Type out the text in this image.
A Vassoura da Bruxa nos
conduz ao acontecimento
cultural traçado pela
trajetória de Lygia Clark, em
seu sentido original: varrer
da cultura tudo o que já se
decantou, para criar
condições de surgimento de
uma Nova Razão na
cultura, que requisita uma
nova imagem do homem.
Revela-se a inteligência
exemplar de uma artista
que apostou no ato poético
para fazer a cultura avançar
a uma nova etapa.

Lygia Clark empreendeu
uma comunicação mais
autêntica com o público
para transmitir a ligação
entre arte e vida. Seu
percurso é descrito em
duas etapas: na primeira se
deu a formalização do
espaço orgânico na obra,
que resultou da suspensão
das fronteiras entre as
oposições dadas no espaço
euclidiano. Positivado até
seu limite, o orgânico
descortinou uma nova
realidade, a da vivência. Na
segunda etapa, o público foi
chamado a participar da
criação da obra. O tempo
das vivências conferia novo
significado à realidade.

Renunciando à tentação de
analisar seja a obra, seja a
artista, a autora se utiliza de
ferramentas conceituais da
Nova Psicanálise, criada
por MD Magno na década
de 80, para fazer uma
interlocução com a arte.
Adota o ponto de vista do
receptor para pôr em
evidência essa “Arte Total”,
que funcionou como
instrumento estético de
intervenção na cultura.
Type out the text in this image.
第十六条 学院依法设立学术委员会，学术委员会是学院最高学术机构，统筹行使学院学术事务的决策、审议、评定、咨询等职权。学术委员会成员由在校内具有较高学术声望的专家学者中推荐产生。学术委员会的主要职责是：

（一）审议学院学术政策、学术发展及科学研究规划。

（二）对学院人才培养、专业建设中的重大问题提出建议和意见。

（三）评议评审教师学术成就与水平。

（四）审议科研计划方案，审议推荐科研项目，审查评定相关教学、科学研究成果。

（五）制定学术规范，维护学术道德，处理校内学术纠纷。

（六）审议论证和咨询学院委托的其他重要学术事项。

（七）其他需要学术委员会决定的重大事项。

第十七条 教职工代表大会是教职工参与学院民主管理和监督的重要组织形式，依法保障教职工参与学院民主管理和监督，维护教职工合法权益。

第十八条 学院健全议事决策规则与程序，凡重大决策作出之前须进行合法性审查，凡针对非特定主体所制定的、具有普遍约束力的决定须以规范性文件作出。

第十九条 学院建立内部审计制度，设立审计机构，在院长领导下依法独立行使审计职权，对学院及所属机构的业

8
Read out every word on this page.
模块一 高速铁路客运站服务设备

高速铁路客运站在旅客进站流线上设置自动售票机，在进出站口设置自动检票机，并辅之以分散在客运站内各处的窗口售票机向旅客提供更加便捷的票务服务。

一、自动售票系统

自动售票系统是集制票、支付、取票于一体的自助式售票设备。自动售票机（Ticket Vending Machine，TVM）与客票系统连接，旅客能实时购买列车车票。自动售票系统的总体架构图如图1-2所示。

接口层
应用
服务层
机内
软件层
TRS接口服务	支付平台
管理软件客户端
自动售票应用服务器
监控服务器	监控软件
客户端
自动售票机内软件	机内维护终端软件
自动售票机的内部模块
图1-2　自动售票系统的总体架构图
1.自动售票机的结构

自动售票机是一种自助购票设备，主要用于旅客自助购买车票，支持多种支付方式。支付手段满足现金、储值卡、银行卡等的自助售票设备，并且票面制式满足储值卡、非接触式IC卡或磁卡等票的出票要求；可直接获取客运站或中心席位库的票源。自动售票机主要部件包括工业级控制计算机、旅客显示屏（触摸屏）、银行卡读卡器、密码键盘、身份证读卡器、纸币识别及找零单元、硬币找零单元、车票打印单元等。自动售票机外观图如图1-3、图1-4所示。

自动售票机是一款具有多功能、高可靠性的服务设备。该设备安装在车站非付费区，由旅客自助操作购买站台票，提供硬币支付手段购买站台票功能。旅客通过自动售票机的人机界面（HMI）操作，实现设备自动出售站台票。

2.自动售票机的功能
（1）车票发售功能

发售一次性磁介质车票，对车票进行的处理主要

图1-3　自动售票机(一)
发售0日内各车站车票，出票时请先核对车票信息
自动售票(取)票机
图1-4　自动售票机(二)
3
* * * *
TASK REQUIREMENTS - Write out every entry again, keeping each line exactly the same.

RESPONSE FOR THIS EXERCISE -
Type out the text in this image.
A Vassoura da Bruxa nos
conduz ao acontecimento
cultural traçado pela
trajetória de Lygia Clark, em
seu sentido original: varrer
da cultura tudo o que já se
decantou, para criar
condições de surgimento de
uma Nova Razão na
cultura, que requisita uma
nova imagem do homem.
Revela-se a inteligência
exemplar de uma artista
que apostou no ato poético
para fazer a cultura avançar
a uma nova etapa.

Lygia Clark empreendeu
uma comunicação mais
autêntica com o público
para transmitir a ligação
entre arte e vida. Seu
percurso é descrito em
duas etapas: na primeira se
deu a formalização do
espaço orgânico na obra,
que resultou da suspensão
das fronteiras entre as
oposições dadas no espaço
euclidiano. Positivado até
seu limite, o orgânico
descortinou uma nova
realidade, a da vivência. Na
segunda etapa, o público foi
chamado a participar da
criação da obra. O tempo
das vivências conferia novo
significado à realidade.

Renunciando à tentação de
analisar seja a obra, seja a
artista, a autora se utiliza de
ferramentas conceituais da
Nova Psicanálise, criada
por MD Magno na década
de 80, para fazer uma
interlocução com a arte.
Adota o ponto de vista do
receptor para pôr em
evidência essa “Arte Total”,
que funcionou como
instrumento estético de
intervenção na cultura.
Type out the text in this image.
第十六条 学院依法设立学术委员会，学术委员会是学院最高学术机构，统筹行使学院学术事务的决策、审议、评定、咨询等职权。学术委员会成员由在校内具有较高学术声望的专家学者中推荐产生。学术委员会的主要职责是：

（一）审议学院学术政策、学术发展及科学研究规划。

（二）对学院人才培养、专业建设中的重大问题提出建议和意见。

（三）评议评审教师学术成就与水平。

（四）审议科研计划方案，审议推荐科研项目，审查评定相关教学、科学研究成果。

（五）制定学术规范，维护学术道德，处理校内学术纠纷。

（六）审议论证和咨询学院委托的其他重要学术事项。

（七）其他需要学术委员会决定的重大事项。

第十七条 教职工代表大会是教职工参与学院民主管理和监督的重要组织形式，依法保障教职工参与学院民主管理和监督，维护教职工合法权益。

第十八条 学院健全议事决策规则与程序，凡重大决策作出之前须进行合法性审查，凡针对非特定主体所制定的、具有普遍约束力的决定须以规范性文件作出。

第十九条 学院建立内部审计制度，设立审计机构，在院长领导下依法独立行使审计职权，对学院及所属机构的业

8
Read out every word on this page.
模块一 高速铁路客运站服务设备

高速铁路客运站在旅客进站流线上设置自动售票机，在进出站口设置自动检票机，并辅之以分散在客运站内各处的窗口售票机向旅客提供更加便捷的票务服务。

一、自动售票系统

自动售票系统是集制票、支付、取票于一体的自助式售票设备。自动售票机（Ticket Vending Machine，TVM）与客票系统连接，旅客能实时购买列车车票。自动售票系统的总体架构图如图1-2所示。

接口层
应用
服务层
机内
软件层
TRS接口服务	支付平台
管理软件客户端
自动售票应用服务器
监控服务器	监控软件
客户端
自动售票机内软件	机内维护终端软件
自动售票机的内部模块
图1-2　自动售票系统的总体架构图
1.自动售票机的结构

自动售票机是一种自助购票设备，主要用于旅客自助购买车票，支持多种支付方式。支付手段满足现金、储值卡、银行卡等的自助售票设备，并且票面制式满足储值卡、非接触式IC卡或磁卡等票的出票要求；可直接获取客运站或中心席位库的票源。自动售票机主要部件包括工业级控制计算机、旅客显示屏（触摸屏）、银行卡读卡器、密码键盘、身份证读卡器、纸币识别及找零单元、硬币找零单元、车票打印单元等。自动售票机外观图如图1-3、图1-4所示。

自动售票机是一款具有多功能、高可靠性的服务设备。该设备安装在车站非付费区，由旅客自助操作购买站台票，提供硬币支付手段购买站台票功能。旅客通过自动售票机的人机界面（HMI）操作，实现设备自动出售站台票。

2.自动售票机的功能
（1）车票发售功能

发售一次性磁介质车票，对车票进行的处理主要

图1-3　自动售票机(一)
发售0日内各车站车票，出票时请先核对车票信息
自动售票(取)票机
图1-4　自动售票机(二)
3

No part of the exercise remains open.